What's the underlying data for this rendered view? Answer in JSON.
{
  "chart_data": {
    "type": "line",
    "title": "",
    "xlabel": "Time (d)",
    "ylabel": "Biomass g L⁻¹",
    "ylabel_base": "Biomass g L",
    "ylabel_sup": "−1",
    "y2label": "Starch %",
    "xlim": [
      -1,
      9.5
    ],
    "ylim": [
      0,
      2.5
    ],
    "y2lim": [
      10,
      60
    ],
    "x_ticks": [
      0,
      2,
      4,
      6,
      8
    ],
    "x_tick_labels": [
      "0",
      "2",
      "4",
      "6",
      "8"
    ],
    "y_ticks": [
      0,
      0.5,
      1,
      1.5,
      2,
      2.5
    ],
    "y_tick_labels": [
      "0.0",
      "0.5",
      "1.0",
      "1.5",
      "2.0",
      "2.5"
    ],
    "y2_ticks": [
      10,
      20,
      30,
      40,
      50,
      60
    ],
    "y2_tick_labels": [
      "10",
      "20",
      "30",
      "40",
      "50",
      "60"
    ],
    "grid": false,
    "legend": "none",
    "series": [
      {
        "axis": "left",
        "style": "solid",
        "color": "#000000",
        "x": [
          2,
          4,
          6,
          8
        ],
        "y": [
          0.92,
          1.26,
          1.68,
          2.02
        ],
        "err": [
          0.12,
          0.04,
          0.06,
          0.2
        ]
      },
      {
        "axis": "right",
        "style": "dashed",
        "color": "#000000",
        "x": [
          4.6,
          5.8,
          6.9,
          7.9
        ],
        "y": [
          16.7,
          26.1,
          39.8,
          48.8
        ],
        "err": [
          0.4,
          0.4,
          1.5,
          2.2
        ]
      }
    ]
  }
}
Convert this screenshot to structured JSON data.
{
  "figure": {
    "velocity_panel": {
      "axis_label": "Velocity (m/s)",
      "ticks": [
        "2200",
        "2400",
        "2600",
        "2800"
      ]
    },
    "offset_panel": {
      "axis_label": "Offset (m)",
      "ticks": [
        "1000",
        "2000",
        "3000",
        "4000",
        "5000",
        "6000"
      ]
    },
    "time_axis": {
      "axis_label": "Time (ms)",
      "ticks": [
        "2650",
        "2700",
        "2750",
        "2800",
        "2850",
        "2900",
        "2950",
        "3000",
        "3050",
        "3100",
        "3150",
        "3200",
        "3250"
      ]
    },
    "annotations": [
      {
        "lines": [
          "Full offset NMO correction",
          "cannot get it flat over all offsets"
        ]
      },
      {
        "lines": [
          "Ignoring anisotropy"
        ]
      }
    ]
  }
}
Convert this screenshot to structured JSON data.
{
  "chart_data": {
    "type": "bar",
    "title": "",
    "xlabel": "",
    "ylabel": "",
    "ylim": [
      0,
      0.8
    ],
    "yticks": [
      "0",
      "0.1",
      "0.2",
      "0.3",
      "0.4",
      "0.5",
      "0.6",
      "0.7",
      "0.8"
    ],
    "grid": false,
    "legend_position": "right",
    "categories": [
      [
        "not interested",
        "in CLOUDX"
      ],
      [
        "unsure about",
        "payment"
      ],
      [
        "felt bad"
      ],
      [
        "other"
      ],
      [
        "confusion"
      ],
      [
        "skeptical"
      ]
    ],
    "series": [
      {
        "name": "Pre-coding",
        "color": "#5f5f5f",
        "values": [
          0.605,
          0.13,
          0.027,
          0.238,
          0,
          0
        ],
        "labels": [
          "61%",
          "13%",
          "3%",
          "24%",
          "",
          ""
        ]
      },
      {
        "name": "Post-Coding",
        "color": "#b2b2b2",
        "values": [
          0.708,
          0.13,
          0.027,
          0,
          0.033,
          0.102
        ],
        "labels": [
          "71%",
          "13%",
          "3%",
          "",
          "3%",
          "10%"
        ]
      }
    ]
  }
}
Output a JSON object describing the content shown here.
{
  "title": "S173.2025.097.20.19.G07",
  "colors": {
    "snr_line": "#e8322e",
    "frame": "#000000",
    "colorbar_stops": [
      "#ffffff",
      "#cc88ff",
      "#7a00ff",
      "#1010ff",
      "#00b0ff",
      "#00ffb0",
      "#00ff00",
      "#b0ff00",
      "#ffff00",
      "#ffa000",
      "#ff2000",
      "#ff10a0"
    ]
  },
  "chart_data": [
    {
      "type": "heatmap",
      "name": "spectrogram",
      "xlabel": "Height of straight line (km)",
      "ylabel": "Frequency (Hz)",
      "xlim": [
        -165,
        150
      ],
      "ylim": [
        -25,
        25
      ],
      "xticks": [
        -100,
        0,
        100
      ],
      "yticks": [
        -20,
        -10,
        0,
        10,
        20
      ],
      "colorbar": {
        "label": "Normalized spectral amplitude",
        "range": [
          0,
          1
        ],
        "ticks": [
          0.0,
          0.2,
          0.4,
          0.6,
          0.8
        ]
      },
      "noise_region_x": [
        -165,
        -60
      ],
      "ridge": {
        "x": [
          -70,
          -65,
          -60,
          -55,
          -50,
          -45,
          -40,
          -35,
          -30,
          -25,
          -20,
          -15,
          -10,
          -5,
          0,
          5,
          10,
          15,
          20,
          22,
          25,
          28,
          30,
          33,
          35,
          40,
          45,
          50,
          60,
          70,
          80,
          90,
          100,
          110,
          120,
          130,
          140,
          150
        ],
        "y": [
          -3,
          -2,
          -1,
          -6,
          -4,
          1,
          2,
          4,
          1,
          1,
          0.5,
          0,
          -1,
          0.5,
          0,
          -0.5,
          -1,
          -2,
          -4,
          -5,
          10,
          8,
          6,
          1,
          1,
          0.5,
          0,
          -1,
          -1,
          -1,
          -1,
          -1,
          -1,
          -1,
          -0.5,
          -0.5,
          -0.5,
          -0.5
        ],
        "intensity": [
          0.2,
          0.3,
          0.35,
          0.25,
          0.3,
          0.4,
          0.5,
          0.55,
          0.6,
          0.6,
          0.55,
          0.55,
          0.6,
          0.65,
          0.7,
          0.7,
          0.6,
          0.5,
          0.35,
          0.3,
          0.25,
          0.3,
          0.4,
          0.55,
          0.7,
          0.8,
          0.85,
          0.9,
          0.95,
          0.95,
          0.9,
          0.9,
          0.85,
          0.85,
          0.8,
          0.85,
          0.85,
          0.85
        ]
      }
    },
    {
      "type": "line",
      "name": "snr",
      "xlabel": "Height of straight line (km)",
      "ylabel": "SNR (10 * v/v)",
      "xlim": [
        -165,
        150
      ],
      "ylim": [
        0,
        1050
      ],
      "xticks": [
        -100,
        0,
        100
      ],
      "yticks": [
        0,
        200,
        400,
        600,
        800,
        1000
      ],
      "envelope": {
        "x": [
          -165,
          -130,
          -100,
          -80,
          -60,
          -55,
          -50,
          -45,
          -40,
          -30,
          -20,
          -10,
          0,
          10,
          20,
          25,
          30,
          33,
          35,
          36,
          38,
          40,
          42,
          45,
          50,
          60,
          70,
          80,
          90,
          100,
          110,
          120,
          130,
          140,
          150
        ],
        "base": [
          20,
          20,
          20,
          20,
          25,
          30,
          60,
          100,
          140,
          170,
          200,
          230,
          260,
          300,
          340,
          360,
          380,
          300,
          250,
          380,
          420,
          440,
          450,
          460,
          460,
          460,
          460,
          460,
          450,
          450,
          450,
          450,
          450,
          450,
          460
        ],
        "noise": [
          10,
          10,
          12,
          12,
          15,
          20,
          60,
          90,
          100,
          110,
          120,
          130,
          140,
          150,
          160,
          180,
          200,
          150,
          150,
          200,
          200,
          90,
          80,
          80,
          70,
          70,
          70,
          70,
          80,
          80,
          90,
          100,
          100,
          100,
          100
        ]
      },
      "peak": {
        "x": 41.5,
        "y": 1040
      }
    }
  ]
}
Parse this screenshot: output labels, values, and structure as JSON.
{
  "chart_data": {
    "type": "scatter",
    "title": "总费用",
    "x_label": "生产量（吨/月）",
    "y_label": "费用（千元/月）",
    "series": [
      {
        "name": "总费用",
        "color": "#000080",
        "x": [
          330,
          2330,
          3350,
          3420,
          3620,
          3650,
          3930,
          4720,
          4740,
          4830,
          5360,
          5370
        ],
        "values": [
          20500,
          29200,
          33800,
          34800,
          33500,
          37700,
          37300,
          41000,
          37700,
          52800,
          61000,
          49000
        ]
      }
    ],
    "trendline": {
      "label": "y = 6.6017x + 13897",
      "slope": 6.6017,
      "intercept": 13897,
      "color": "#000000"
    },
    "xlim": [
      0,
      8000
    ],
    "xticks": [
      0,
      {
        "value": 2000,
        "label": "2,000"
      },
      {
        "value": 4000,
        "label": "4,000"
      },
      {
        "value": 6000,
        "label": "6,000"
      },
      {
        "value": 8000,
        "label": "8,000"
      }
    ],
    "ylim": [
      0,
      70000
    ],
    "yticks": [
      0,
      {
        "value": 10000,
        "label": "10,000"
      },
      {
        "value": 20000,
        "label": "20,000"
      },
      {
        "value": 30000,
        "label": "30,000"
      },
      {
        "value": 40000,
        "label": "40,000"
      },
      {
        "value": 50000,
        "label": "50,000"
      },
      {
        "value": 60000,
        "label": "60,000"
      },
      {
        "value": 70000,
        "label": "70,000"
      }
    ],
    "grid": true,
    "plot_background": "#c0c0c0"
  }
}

══════════

WHAT THE TASK ASKS: Of all the lines above, how many contain "name"? Give the number and nothing more.

RESPONSE: 5